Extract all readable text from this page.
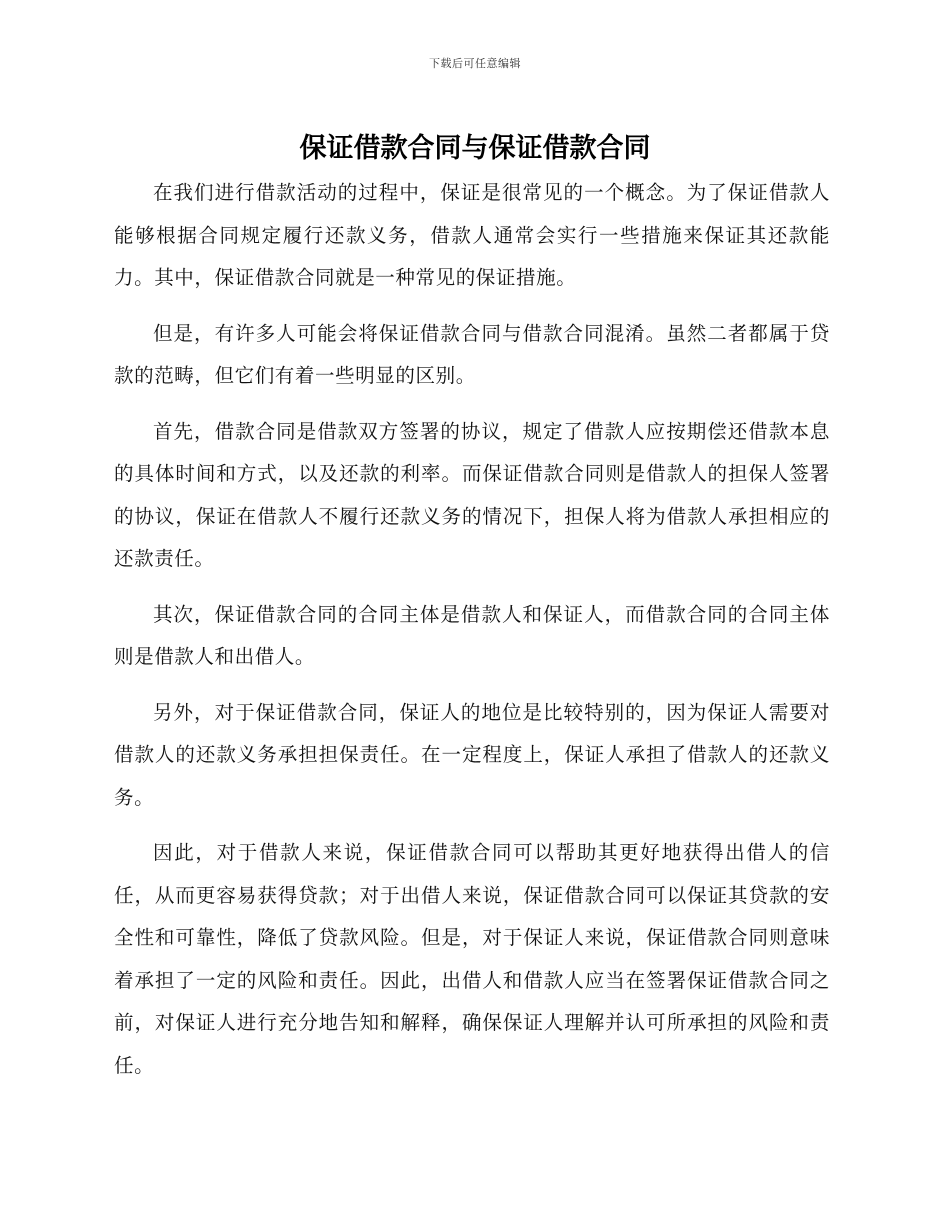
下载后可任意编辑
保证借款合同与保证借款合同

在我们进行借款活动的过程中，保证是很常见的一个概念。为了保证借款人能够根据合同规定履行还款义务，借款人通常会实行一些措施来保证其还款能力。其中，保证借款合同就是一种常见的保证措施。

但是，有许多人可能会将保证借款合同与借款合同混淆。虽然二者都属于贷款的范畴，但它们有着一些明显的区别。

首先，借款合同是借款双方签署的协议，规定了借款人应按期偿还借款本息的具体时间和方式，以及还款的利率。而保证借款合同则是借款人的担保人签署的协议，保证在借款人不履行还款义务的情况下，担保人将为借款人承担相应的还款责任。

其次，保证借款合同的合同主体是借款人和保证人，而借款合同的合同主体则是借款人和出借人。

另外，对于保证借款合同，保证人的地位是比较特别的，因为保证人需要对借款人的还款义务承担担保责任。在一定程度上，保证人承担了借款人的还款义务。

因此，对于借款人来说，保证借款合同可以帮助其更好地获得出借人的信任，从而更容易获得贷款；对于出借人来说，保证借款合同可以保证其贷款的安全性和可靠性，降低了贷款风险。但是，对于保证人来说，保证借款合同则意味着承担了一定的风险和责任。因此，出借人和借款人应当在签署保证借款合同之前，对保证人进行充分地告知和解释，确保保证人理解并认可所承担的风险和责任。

• _The problem_
Restate each of the entries above word for word and skip every image.

• _Answer for the task_
Extract all readable text from this page.
下载后可任意编辑
保证借款合同与保证借款合同

在我们进行借款活动的过程中，保证是很常见的一个概念。为了保证借款人能够根据合同规定履行还款义务，借款人通常会实行一些措施来保证其还款能力。其中，保证借款合同就是一种常见的保证措施。

但是，有许多人可能会将保证借款合同与借款合同混淆。虽然二者都属于贷款的范畴，但它们有着一些明显的区别。

首先，借款合同是借款双方签署的协议，规定了借款人应按期偿还借款本息的具体时间和方式，以及还款的利率。而保证借款合同则是借款人的担保人签署的协议，保证在借款人不履行还款义务的情况下，担保人将为借款人承担相应的还款责任。

其次，保证借款合同的合同主体是借款人和保证人，而借款合同的合同主体则是借款人和出借人。

另外，对于保证借款合同，保证人的地位是比较特别的，因为保证人需要对借款人的还款义务承担担保责任。在一定程度上，保证人承担了借款人的还款义务。

因此，对于借款人来说，保证借款合同可以帮助其更好地获得出借人的信任，从而更容易获得贷款；对于出借人来说，保证借款合同可以保证其贷款的安全性和可靠性，降低了贷款风险。但是，对于保证人来说，保证借款合同则意味着承担了一定的风险和责任。因此，出借人和借款人应当在签署保证借款合同之前，对保证人进行充分地告知和解释，确保保证人理解并认可所承担的风险和责任。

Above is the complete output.